--- Start of Raw records ---
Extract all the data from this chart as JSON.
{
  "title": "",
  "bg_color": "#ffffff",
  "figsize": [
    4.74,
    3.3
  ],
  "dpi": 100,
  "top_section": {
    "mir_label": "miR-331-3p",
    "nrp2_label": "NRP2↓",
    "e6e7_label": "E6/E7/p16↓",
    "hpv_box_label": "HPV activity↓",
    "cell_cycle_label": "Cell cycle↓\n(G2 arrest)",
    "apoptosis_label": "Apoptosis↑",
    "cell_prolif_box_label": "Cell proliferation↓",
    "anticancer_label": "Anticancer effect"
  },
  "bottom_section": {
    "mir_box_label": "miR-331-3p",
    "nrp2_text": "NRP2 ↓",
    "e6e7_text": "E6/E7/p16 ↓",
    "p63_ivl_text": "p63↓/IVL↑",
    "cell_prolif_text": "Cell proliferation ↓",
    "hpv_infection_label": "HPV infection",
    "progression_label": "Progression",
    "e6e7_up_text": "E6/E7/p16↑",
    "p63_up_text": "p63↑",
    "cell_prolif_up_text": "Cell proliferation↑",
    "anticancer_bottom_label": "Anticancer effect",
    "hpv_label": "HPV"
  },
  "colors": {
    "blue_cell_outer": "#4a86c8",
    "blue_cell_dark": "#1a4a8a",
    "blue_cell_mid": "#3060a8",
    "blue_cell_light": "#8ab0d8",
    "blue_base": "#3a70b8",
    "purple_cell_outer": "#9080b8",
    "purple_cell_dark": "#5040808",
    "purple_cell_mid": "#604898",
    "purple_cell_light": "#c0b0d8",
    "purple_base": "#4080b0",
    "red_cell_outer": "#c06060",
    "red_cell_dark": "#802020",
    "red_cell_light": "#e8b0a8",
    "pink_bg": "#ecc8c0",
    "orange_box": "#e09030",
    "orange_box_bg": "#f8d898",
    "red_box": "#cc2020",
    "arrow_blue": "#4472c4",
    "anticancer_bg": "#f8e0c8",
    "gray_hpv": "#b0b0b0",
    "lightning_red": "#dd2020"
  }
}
--- End of Raw records ---
--- Start of Raw records ---
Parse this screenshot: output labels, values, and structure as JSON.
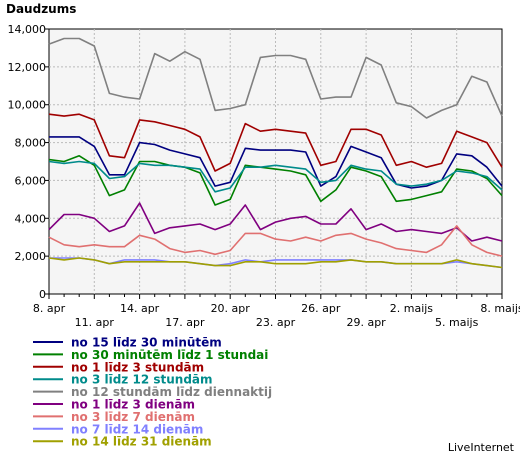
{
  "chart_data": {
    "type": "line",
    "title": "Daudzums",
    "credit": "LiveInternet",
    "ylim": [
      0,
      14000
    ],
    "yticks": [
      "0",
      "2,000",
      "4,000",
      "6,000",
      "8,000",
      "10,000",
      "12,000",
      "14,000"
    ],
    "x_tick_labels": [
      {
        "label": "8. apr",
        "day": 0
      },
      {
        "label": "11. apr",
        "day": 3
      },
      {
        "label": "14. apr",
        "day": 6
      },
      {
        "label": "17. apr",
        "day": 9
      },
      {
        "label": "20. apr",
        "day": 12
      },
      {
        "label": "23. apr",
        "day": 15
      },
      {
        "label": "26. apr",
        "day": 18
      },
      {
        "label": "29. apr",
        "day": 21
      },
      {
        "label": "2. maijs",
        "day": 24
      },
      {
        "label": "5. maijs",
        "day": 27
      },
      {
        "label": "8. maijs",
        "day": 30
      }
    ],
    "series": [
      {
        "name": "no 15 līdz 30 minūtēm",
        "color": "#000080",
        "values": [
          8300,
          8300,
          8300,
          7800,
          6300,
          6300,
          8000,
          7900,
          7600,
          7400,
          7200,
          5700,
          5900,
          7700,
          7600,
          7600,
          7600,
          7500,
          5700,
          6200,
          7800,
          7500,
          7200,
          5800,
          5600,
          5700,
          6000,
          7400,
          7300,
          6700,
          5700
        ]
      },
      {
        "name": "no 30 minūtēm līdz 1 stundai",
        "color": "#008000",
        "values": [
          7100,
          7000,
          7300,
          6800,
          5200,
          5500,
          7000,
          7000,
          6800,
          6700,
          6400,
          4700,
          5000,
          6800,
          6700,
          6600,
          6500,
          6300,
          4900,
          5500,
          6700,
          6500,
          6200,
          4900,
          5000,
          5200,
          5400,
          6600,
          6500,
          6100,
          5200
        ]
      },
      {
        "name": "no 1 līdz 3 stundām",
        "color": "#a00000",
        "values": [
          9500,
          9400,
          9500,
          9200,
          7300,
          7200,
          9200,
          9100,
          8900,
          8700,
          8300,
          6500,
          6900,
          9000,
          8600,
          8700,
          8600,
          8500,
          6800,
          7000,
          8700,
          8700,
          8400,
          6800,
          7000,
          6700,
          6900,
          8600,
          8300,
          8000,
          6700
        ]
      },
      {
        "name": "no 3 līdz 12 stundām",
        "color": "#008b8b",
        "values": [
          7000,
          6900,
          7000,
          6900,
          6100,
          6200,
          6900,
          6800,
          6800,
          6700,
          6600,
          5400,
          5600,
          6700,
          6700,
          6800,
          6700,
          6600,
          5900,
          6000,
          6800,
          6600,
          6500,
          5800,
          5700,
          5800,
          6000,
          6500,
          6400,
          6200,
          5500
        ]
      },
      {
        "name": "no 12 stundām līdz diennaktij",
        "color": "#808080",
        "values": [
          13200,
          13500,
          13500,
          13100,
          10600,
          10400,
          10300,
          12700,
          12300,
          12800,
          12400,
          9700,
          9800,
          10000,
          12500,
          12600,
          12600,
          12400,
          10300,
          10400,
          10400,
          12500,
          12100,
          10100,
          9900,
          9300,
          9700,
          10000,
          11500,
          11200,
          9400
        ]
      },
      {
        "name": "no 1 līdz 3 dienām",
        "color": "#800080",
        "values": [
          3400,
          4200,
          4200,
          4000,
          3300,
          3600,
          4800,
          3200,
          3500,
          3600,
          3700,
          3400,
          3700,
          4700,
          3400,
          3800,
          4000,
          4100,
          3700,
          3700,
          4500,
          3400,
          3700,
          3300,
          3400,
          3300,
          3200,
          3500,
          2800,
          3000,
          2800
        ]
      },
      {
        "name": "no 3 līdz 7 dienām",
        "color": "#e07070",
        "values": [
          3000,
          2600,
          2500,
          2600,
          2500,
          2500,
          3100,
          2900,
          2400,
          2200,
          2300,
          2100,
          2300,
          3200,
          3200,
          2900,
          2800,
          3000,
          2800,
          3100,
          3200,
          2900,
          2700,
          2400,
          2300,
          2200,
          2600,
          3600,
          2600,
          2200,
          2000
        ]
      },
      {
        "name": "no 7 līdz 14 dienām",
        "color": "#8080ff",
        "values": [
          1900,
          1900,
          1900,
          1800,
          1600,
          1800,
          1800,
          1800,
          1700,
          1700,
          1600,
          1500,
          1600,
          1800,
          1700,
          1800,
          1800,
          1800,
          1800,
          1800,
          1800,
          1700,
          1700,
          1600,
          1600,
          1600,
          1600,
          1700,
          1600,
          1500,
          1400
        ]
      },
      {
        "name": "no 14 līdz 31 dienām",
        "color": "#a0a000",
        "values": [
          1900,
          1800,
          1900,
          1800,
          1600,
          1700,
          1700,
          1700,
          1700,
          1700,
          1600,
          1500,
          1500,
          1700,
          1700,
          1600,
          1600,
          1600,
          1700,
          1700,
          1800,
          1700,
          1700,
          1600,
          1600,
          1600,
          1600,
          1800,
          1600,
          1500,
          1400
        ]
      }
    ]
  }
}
--- End of Raw records ---
Goal: Search the records above for the string "JSON". Copy every line that contains it.

Written response:
Extract all the data from this chart as JSON.
Parse this screenshot: output labels, values, and structure as JSON.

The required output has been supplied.